• Records
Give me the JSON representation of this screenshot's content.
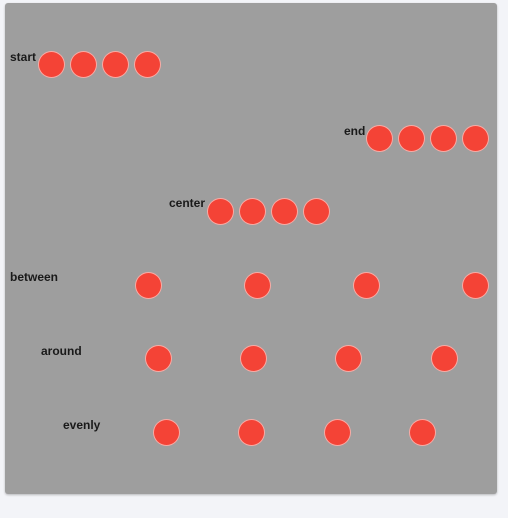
{
  "rows": [
    {
      "label": "start",
      "dots": 4
    },
    {
      "label": "end",
      "dots": 4
    },
    {
      "label": "center",
      "dots": 4
    },
    {
      "label": "between",
      "dots": 4
    },
    {
      "label": "around",
      "dots": 4
    },
    {
      "label": "evenly",
      "dots": 4
    }
  ],
  "colors": {
    "panel": "#9e9e9e",
    "dot": "#f44336",
    "background": "#f3f4f8"
  }
}
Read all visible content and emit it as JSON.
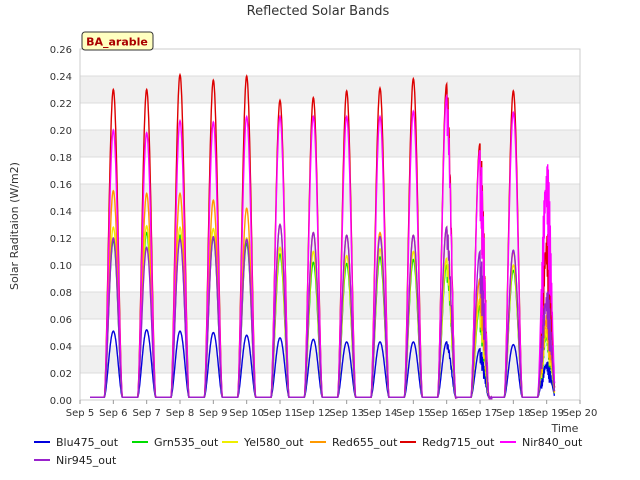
{
  "chart_data": {
    "type": "line",
    "title": "Reflected Solar Bands",
    "xlabel": "Time",
    "ylabel": "Solar Raditaion (W/m2)",
    "annotation": "BA_arable",
    "ylim": [
      0,
      0.26
    ],
    "yticks": [
      0.0,
      0.02,
      0.04,
      0.06,
      0.08,
      0.1,
      0.12,
      0.14,
      0.16,
      0.18,
      0.2,
      0.22,
      0.24,
      0.26
    ],
    "ytick_labels": [
      "0.00",
      "0.02",
      "0.04",
      "0.06",
      "0.08",
      "0.10",
      "0.12",
      "0.14",
      "0.16",
      "0.18",
      "0.20",
      "0.22",
      "0.24",
      "0.26"
    ],
    "xlim": [
      5,
      20
    ],
    "xticks": [
      5,
      6,
      7,
      8,
      9,
      10,
      11,
      12,
      13,
      14,
      15,
      16,
      17,
      18,
      19,
      20
    ],
    "xtick_labels": [
      "Sep 5",
      "Sep 6",
      "Sep 7",
      "Sep 8",
      "Sep 9",
      "Sep 10",
      "Sep 11",
      "Sep 12",
      "Sep 13",
      "Sep 14",
      "Sep 15",
      "Sep 16",
      "Sep 17",
      "Sep 18",
      "Sep 19",
      "Sep 20"
    ],
    "day_centers": [
      6.8,
      7.8,
      8.8,
      9.8,
      10.8,
      11.8,
      12.8,
      13.8,
      14.8,
      15.8,
      16.8,
      17.8,
      18.8,
      19.8
    ],
    "series": [
      {
        "name": "Blu475_out",
        "color": "#0000dd",
        "peaks": [
          0.051,
          0.052,
          0.051,
          0.05,
          0.048,
          0.046,
          0.045,
          0.043,
          0.043,
          0.043,
          0.043,
          0.038,
          0.041,
          0.03
        ]
      },
      {
        "name": "Grn535_out",
        "color": "#00dd00",
        "peaks": [
          0.118,
          0.124,
          0.122,
          0.12,
          0.116,
          0.108,
          0.102,
          0.101,
          0.106,
          0.104,
          0.1,
          0.07,
          0.096,
          0.057
        ]
      },
      {
        "name": "Yel580_out",
        "color": "#eeee00",
        "peaks": [
          0.128,
          0.129,
          0.128,
          0.127,
          0.12,
          0.113,
          0.11,
          0.107,
          0.112,
          0.11,
          0.105,
          0.075,
          0.1,
          0.06
        ]
      },
      {
        "name": "Red655_out",
        "color": "#ff9900",
        "peaks": [
          0.155,
          0.153,
          0.153,
          0.148,
          0.142,
          0.13,
          0.124,
          0.122,
          0.124,
          0.122,
          0.128,
          0.09,
          0.11,
          0.07
        ]
      },
      {
        "name": "Redg715_out",
        "color": "#dd0000",
        "peaks": [
          0.23,
          0.23,
          0.241,
          0.237,
          0.24,
          0.222,
          0.224,
          0.229,
          0.231,
          0.238,
          0.234,
          0.19,
          0.229,
          0.13
        ]
      },
      {
        "name": "Nir840_out",
        "color": "#ff00ff",
        "peaks": [
          0.2,
          0.198,
          0.207,
          0.206,
          0.21,
          0.21,
          0.21,
          0.21,
          0.21,
          0.214,
          0.225,
          0.185,
          0.213,
          0.185
        ]
      },
      {
        "name": "Nir945_out",
        "color": "#9922cc",
        "peaks": [
          0.12,
          0.113,
          0.119,
          0.121,
          0.119,
          0.13,
          0.124,
          0.122,
          0.121,
          0.122,
          0.128,
          0.11,
          0.111,
          0.085
        ]
      }
    ],
    "legend_position": "bottom"
  }
}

• Objective
Report the number of lines in the entries above that include the word "Solar" and add nothing to it.

• Completed exercise
2